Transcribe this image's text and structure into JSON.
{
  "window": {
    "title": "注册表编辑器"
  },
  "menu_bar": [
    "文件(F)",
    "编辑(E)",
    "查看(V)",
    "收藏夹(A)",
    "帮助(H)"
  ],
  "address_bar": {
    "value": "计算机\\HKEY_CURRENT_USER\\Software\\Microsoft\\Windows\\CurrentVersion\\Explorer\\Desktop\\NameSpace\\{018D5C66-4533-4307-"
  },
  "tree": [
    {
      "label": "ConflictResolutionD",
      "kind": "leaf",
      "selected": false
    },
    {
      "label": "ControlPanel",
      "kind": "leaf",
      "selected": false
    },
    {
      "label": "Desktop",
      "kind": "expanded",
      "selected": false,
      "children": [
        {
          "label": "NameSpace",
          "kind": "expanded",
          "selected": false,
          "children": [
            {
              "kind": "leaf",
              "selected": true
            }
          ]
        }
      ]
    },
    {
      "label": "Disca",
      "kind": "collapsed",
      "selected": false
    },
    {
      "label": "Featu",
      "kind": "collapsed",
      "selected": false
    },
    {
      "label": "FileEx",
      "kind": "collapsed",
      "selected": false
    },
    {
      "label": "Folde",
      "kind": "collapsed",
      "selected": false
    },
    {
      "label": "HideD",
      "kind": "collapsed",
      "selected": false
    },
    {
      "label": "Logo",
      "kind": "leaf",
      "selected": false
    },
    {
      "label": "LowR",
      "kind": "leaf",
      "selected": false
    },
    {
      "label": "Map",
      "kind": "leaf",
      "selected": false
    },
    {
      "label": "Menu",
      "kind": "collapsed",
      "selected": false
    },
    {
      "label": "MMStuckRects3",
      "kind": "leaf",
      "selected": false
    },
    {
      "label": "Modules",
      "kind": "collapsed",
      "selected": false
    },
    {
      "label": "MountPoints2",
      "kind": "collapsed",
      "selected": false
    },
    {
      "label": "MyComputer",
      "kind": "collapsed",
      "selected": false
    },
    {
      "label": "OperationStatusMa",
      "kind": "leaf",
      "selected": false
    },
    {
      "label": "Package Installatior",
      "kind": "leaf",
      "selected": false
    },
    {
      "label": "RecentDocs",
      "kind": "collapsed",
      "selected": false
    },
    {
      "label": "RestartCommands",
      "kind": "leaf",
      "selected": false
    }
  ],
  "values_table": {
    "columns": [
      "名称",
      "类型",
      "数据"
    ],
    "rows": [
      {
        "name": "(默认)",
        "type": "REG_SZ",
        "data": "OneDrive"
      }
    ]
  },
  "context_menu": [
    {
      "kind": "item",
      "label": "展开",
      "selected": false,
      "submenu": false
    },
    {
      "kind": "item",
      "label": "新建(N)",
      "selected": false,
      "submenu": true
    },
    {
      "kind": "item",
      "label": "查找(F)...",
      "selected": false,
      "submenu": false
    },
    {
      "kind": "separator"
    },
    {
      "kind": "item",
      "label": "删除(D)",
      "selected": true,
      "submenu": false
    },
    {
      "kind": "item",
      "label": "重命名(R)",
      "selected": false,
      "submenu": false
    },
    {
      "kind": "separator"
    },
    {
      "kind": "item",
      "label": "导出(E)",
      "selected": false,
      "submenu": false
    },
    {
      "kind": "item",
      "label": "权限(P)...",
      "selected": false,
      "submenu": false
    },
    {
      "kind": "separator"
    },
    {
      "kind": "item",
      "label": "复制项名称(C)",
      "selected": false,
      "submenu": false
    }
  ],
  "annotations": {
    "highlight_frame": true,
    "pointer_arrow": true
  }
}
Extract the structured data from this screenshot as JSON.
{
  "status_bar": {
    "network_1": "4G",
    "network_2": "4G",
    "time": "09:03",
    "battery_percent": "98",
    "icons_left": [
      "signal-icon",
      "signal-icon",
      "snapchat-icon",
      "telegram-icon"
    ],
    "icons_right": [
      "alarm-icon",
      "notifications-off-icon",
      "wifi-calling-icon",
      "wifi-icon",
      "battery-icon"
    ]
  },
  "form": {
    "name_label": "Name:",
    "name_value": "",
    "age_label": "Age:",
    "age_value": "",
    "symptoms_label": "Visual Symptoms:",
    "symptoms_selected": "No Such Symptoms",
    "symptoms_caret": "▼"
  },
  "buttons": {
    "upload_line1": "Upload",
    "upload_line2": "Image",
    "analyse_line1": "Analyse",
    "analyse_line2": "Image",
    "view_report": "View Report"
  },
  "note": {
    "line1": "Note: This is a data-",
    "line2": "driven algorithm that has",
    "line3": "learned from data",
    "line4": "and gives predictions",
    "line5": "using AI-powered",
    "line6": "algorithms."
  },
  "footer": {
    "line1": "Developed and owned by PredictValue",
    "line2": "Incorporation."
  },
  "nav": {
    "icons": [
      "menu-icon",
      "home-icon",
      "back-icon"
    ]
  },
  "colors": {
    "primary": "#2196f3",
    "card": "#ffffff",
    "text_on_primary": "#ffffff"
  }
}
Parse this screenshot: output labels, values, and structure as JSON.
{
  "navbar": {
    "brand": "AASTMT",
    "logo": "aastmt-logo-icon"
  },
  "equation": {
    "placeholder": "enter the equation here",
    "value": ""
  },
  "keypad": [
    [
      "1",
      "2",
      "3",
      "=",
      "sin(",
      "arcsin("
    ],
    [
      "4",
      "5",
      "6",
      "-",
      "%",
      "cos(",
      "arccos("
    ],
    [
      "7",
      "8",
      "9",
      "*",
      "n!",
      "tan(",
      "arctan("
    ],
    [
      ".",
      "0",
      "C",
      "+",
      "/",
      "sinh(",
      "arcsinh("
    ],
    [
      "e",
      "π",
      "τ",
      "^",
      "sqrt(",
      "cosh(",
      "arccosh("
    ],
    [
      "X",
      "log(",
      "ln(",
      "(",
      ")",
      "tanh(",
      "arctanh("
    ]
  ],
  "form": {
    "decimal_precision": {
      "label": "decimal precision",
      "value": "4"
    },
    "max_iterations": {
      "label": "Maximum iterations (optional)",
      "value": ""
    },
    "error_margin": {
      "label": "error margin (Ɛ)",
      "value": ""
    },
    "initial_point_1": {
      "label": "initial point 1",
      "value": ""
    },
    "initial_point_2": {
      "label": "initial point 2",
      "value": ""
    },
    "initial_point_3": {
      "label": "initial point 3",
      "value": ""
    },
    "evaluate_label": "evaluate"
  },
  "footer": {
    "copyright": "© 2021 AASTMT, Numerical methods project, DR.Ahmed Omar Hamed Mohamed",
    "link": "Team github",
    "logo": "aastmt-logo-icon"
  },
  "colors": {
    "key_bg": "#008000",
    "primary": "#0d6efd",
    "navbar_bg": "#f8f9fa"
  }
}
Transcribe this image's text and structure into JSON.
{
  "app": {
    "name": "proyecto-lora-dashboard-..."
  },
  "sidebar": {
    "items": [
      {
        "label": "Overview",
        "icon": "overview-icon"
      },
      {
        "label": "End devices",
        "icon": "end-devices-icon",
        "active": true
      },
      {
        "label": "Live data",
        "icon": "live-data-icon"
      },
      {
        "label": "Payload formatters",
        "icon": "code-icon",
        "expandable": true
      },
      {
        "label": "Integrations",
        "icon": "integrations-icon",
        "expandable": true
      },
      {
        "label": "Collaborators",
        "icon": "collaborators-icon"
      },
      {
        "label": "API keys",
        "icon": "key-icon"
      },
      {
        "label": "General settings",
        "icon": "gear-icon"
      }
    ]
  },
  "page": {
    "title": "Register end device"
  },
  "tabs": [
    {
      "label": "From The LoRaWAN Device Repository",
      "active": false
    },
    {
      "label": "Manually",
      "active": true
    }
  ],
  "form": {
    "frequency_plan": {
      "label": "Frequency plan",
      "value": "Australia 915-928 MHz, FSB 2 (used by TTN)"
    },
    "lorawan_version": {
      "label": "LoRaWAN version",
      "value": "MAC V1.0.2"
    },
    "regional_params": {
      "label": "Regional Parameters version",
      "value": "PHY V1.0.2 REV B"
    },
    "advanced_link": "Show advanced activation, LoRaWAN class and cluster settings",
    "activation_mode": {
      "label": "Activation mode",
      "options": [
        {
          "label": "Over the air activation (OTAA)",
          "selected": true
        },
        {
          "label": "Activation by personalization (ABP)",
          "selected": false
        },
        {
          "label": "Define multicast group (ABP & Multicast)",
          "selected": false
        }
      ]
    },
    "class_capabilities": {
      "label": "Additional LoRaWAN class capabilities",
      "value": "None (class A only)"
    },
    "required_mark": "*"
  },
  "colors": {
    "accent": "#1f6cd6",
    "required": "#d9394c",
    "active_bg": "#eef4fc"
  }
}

═══

Instructions for the task
Where does the word "true" appear in the listing? List each line that holds it.

Expected answer
              "selected": true
      "submenu": true
      "selected": true,
    "highlight_frame": true,
    "pointer_arrow": true
        "active": true
        "expandable": true
        "expandable": true
      "active": true
          "selected": true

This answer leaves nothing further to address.